• **Records for this exercise**:
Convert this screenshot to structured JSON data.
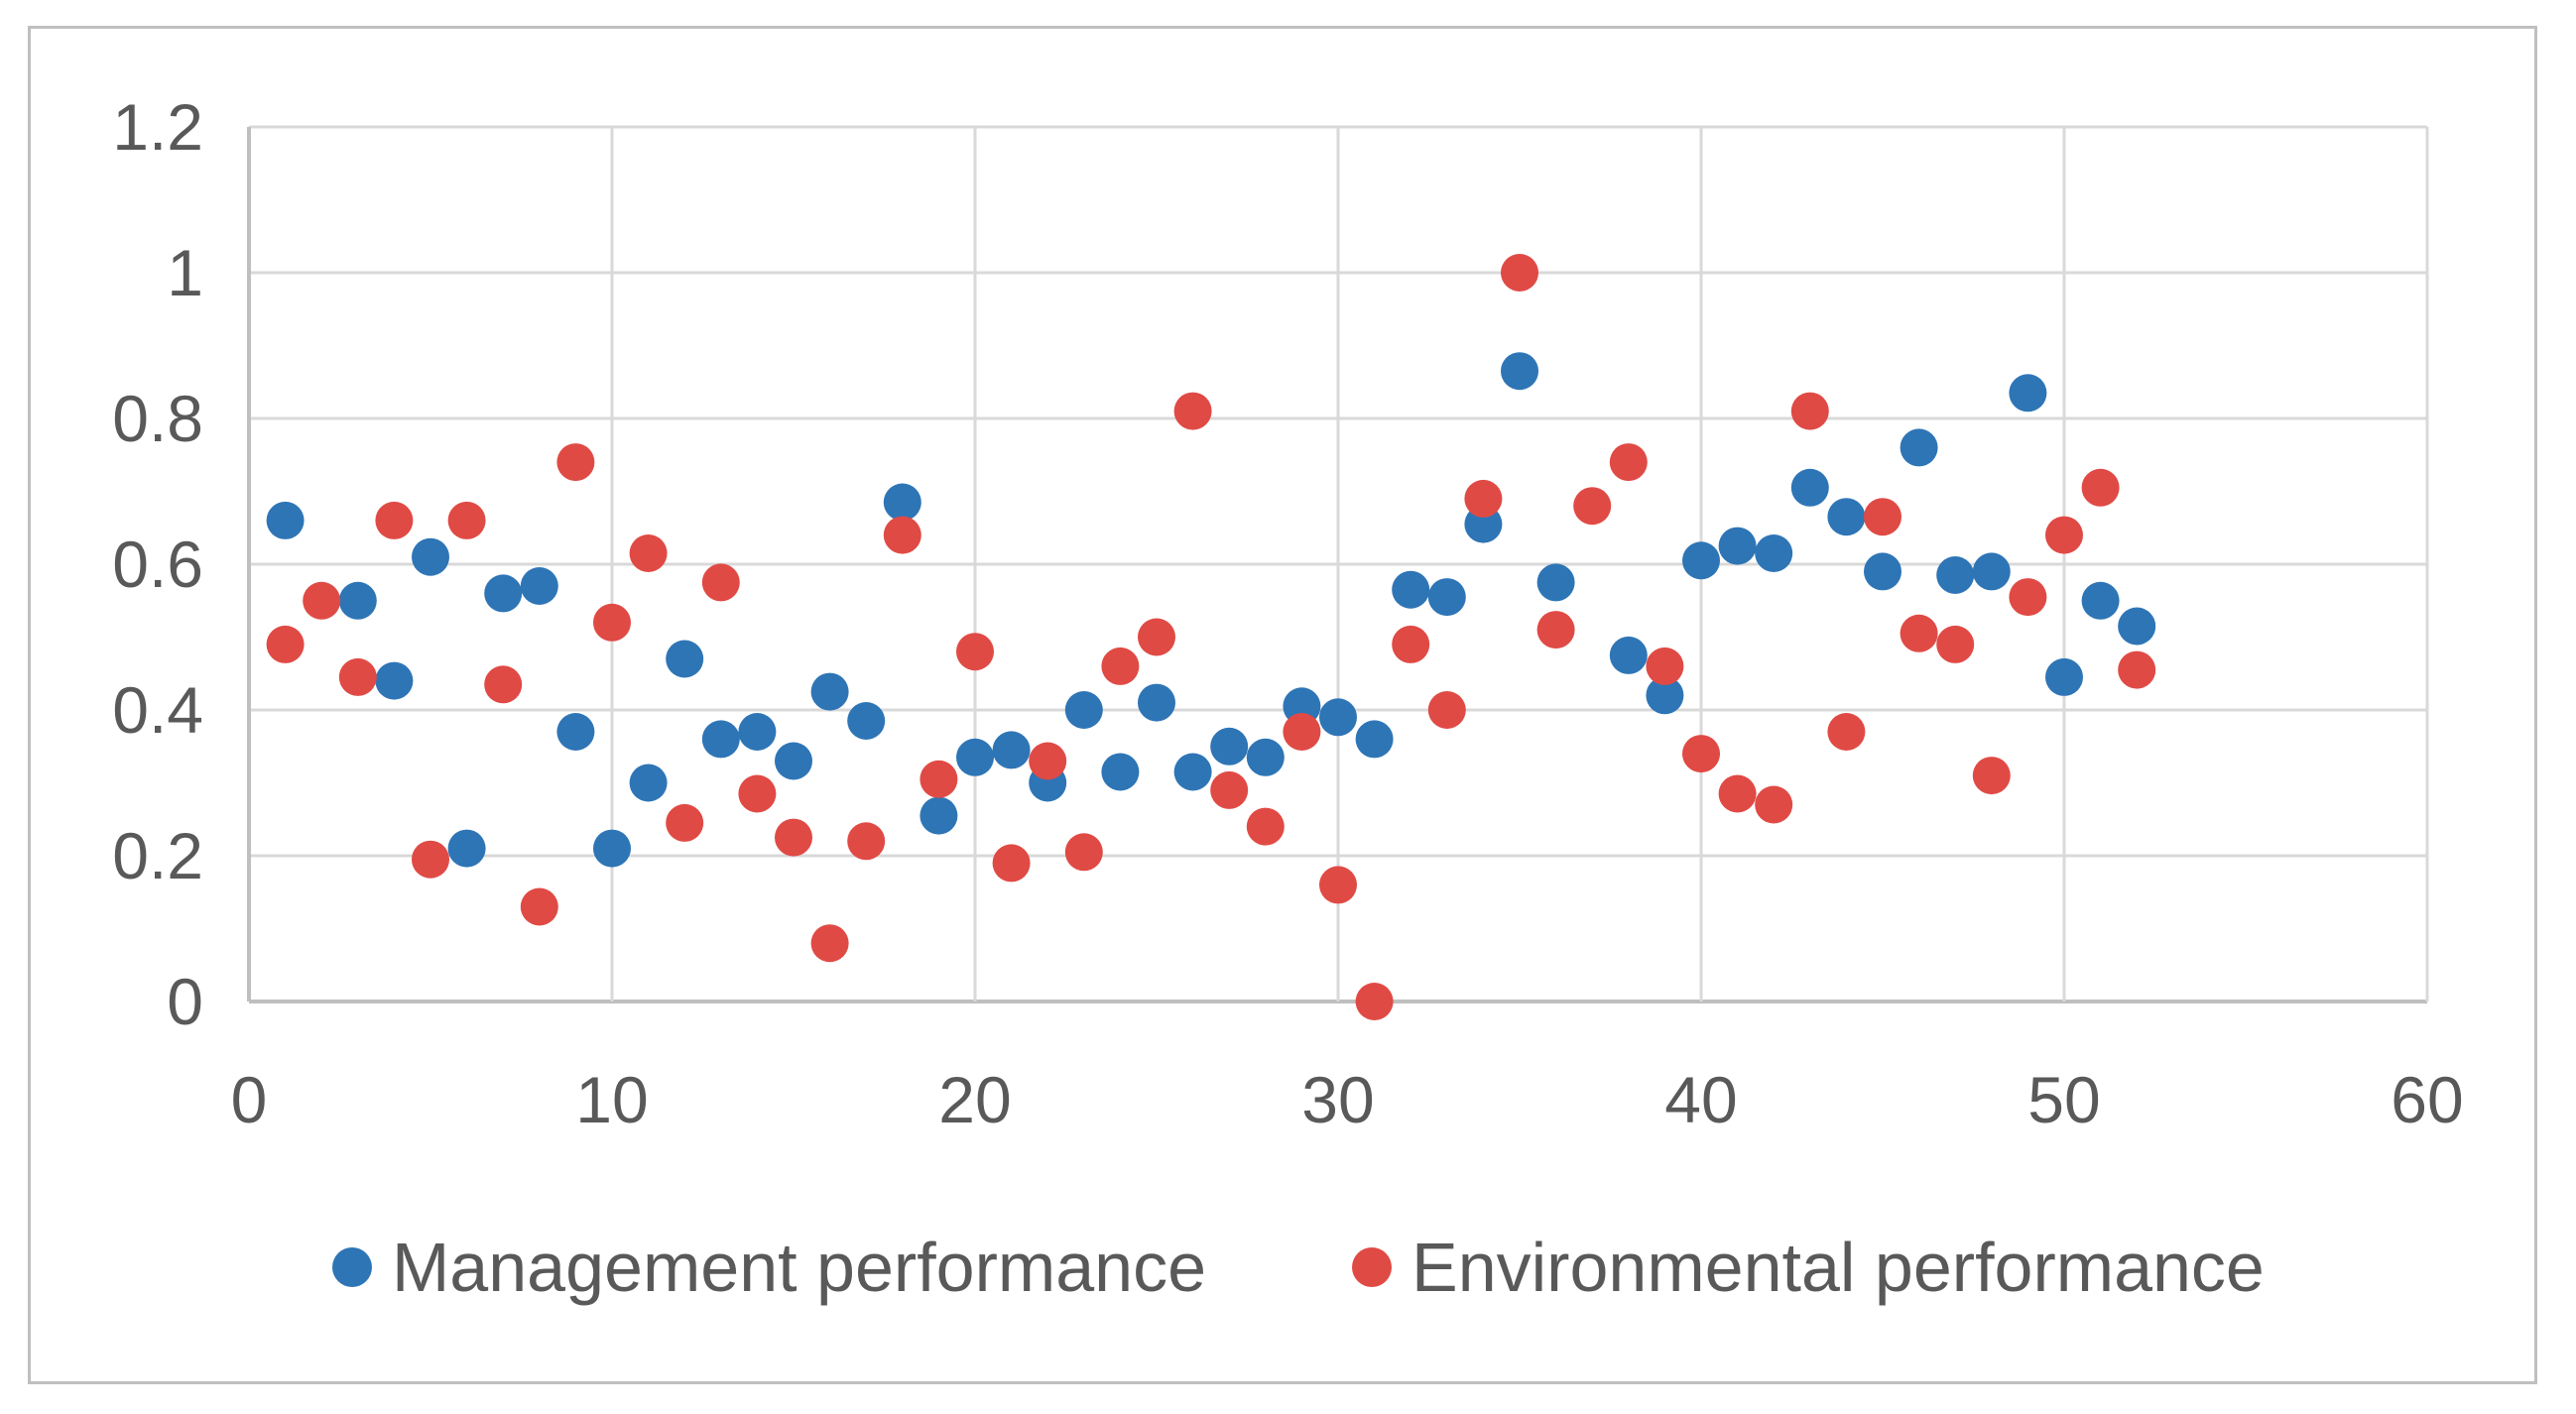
{
  "figure": {
    "background": "#FFFFFF",
    "border_color": "#BFBFBF",
    "grid_color": "#D9D9D9",
    "axis_color": "#BFBFBF",
    "tick_text_color": "#595959"
  },
  "chart_data": {
    "type": "scatter",
    "title": "",
    "xlabel": "",
    "ylabel": "",
    "xlim": [
      0,
      60
    ],
    "ylim": [
      0,
      1.2
    ],
    "x_ticks": [
      0,
      10,
      20,
      30,
      40,
      50,
      60
    ],
    "x_tick_labels": [
      "0",
      "10",
      "20",
      "30",
      "40",
      "50",
      "60"
    ],
    "y_ticks": [
      0,
      0.2,
      0.4,
      0.6,
      0.8,
      1,
      1.2
    ],
    "y_tick_labels": [
      "0",
      "0.2",
      "0.4",
      "0.6",
      "0.8",
      "1",
      "1.2"
    ],
    "grid": true,
    "legend_position": "bottom",
    "marker_radius": 19,
    "series": [
      {
        "name": "Management performance",
        "color": "#2E75B6",
        "points": [
          [
            1,
            0.66
          ],
          [
            3,
            0.55
          ],
          [
            4,
            0.44
          ],
          [
            5,
            0.61
          ],
          [
            6,
            0.21
          ],
          [
            7,
            0.56
          ],
          [
            8,
            0.57
          ],
          [
            9,
            0.37
          ],
          [
            10,
            0.21
          ],
          [
            11,
            0.3
          ],
          [
            12,
            0.47
          ],
          [
            13,
            0.36
          ],
          [
            14,
            0.37
          ],
          [
            15,
            0.33
          ],
          [
            16,
            0.425
          ],
          [
            17,
            0.385
          ],
          [
            18,
            0.685
          ],
          [
            19,
            0.255
          ],
          [
            20,
            0.335
          ],
          [
            21,
            0.345
          ],
          [
            22,
            0.3
          ],
          [
            23,
            0.4
          ],
          [
            24,
            0.315
          ],
          [
            25,
            0.41
          ],
          [
            26,
            0.315
          ],
          [
            27,
            0.35
          ],
          [
            28,
            0.335
          ],
          [
            29,
            0.405
          ],
          [
            30,
            0.39
          ],
          [
            31,
            0.36
          ],
          [
            32,
            0.565
          ],
          [
            33,
            0.555
          ],
          [
            34,
            0.655
          ],
          [
            35,
            0.865
          ],
          [
            36,
            0.575
          ],
          [
            38,
            0.475
          ],
          [
            39,
            0.42
          ],
          [
            40,
            0.605
          ],
          [
            41,
            0.625
          ],
          [
            42,
            0.615
          ],
          [
            43,
            0.705
          ],
          [
            44,
            0.665
          ],
          [
            45,
            0.59
          ],
          [
            46,
            0.76
          ],
          [
            47,
            0.585
          ],
          [
            48,
            0.59
          ],
          [
            49,
            0.835
          ],
          [
            50,
            0.445
          ],
          [
            51,
            0.55
          ],
          [
            52,
            0.515
          ]
        ]
      },
      {
        "name": "Environmental performance",
        "color": "#E04A45",
        "points": [
          [
            1,
            0.49
          ],
          [
            2,
            0.55
          ],
          [
            3,
            0.445
          ],
          [
            4,
            0.66
          ],
          [
            5,
            0.195
          ],
          [
            6,
            0.66
          ],
          [
            7,
            0.435
          ],
          [
            8,
            0.13
          ],
          [
            9,
            0.74
          ],
          [
            10,
            0.52
          ],
          [
            11,
            0.615
          ],
          [
            12,
            0.245
          ],
          [
            13,
            0.575
          ],
          [
            14,
            0.285
          ],
          [
            15,
            0.225
          ],
          [
            16,
            0.08
          ],
          [
            17,
            0.22
          ],
          [
            18,
            0.64
          ],
          [
            19,
            0.305
          ],
          [
            20,
            0.48
          ],
          [
            21,
            0.19
          ],
          [
            22,
            0.33
          ],
          [
            23,
            0.205
          ],
          [
            24,
            0.46
          ],
          [
            25,
            0.5
          ],
          [
            26,
            0.81
          ],
          [
            27,
            0.29
          ],
          [
            28,
            0.24
          ],
          [
            29,
            0.37
          ],
          [
            30,
            0.16
          ],
          [
            31,
            0.0
          ],
          [
            32,
            0.49
          ],
          [
            33,
            0.4
          ],
          [
            34,
            0.69
          ],
          [
            35,
            1.0
          ],
          [
            36,
            0.51
          ],
          [
            37,
            0.68
          ],
          [
            38,
            0.74
          ],
          [
            39,
            0.46
          ],
          [
            40,
            0.34
          ],
          [
            41,
            0.285
          ],
          [
            42,
            0.27
          ],
          [
            43,
            0.81
          ],
          [
            44,
            0.37
          ],
          [
            45,
            0.665
          ],
          [
            46,
            0.505
          ],
          [
            47,
            0.49
          ],
          [
            48,
            0.31
          ],
          [
            49,
            0.555
          ],
          [
            50,
            0.64
          ],
          [
            51,
            0.705
          ],
          [
            52,
            0.455
          ]
        ]
      }
    ]
  }
}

• **Brief**: Of the lines in the listing above, how many hold the string "performance"? Reply with the number only.

• **Reply**: 2